### What the task asks
Find out how many lines of the material contain the string "forum" and give only that figure.

### Exercise material
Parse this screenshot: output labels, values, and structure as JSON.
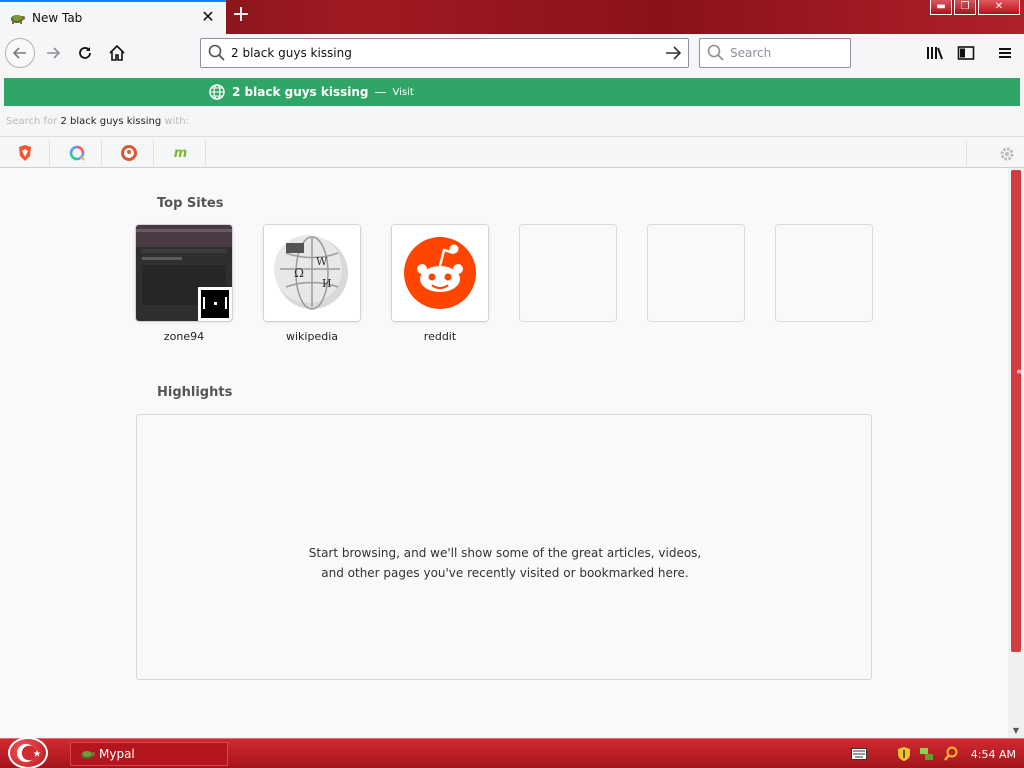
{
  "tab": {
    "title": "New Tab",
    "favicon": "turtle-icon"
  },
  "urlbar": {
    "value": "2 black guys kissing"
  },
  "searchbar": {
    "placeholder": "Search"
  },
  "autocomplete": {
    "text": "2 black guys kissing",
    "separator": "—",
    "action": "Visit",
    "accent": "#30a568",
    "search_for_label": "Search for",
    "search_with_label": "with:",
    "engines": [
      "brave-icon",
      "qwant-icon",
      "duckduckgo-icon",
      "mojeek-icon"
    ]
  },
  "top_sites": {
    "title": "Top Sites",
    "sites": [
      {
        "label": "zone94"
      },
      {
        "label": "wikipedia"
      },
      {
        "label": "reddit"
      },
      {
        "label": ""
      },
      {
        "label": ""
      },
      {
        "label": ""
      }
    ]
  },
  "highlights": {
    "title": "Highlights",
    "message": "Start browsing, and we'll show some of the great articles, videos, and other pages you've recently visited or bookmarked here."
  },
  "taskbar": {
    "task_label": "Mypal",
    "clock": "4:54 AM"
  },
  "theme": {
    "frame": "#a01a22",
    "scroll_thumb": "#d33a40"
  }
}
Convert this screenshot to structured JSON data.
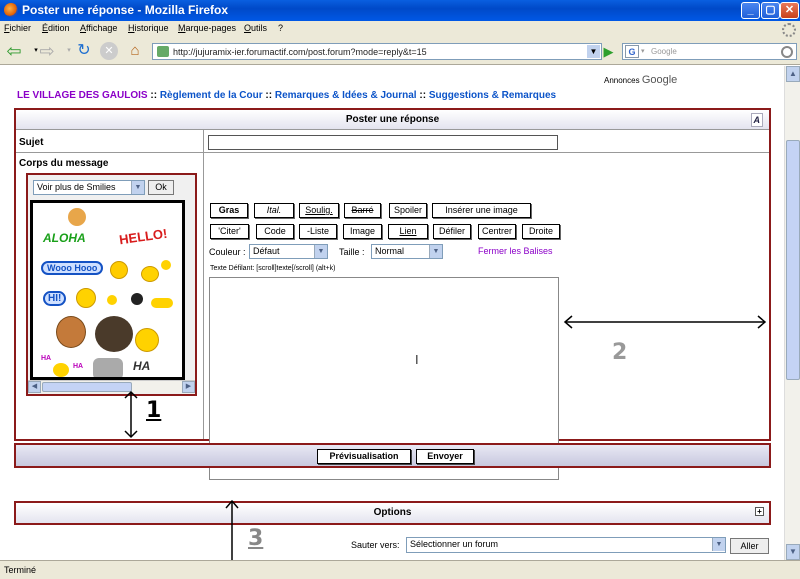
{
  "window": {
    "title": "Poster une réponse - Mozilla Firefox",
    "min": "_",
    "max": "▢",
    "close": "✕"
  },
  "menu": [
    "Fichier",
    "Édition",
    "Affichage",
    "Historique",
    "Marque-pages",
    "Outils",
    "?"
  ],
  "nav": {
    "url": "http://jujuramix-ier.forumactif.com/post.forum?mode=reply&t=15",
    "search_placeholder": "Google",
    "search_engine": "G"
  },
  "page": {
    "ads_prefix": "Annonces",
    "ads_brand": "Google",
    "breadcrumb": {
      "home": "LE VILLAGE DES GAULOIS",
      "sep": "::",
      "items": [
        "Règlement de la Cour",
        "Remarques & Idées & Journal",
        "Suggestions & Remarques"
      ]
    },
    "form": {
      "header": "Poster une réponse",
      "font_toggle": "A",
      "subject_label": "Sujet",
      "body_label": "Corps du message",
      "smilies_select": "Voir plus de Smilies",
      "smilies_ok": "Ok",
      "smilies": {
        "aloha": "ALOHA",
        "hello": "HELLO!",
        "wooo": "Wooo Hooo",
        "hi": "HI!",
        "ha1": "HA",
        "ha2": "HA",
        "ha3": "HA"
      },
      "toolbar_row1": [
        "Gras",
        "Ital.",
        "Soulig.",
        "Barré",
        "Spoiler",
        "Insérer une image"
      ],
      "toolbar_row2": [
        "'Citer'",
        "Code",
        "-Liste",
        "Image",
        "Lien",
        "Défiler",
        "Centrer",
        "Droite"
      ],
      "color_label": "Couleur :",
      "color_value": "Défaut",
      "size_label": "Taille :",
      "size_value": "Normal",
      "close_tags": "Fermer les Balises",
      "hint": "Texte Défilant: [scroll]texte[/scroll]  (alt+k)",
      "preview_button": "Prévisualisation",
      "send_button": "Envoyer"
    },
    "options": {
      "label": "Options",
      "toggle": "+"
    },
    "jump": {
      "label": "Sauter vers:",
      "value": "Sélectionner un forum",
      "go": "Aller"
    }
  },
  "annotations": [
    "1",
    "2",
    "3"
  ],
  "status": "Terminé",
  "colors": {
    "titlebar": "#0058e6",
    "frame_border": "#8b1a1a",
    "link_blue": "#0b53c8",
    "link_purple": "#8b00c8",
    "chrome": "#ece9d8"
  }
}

* * *

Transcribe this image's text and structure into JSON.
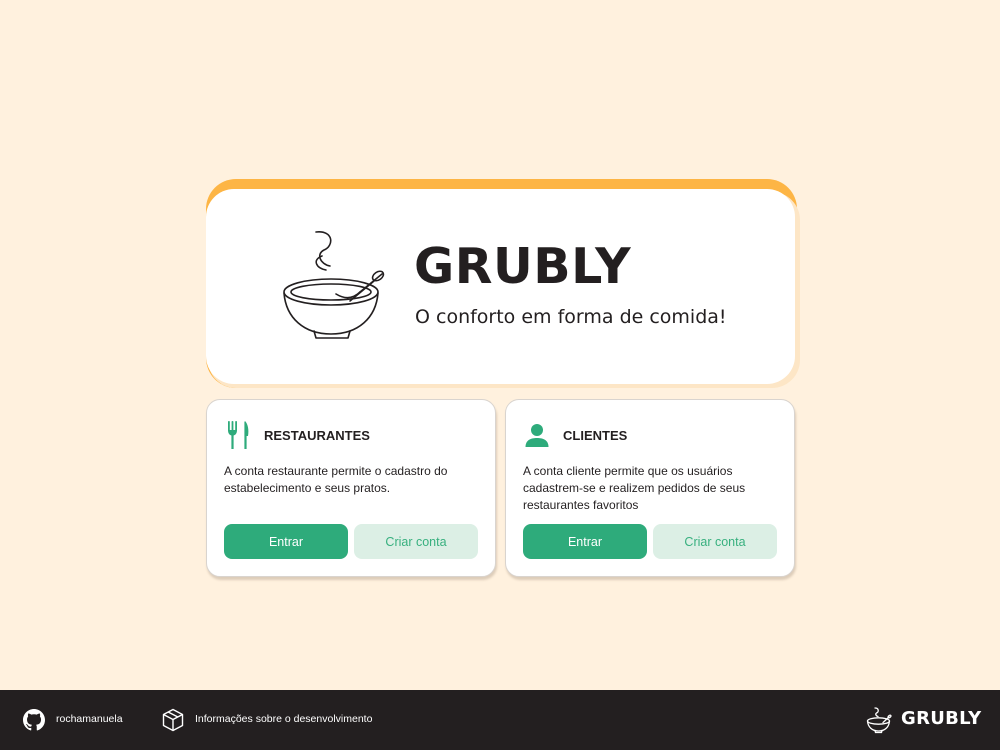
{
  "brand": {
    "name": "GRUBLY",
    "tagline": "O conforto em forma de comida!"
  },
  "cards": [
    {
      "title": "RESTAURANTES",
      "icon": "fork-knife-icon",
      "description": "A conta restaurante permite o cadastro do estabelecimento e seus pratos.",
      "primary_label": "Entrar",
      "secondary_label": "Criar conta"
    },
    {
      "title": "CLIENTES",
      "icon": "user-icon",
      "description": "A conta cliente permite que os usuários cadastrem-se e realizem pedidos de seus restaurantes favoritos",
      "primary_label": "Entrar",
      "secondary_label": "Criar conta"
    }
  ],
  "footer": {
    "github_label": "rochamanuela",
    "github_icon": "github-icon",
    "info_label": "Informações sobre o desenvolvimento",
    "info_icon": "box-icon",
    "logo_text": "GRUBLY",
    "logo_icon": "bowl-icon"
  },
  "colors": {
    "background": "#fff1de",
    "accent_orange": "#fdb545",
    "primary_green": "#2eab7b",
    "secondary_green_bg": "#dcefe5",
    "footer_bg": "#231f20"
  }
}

### Result for this exercise
2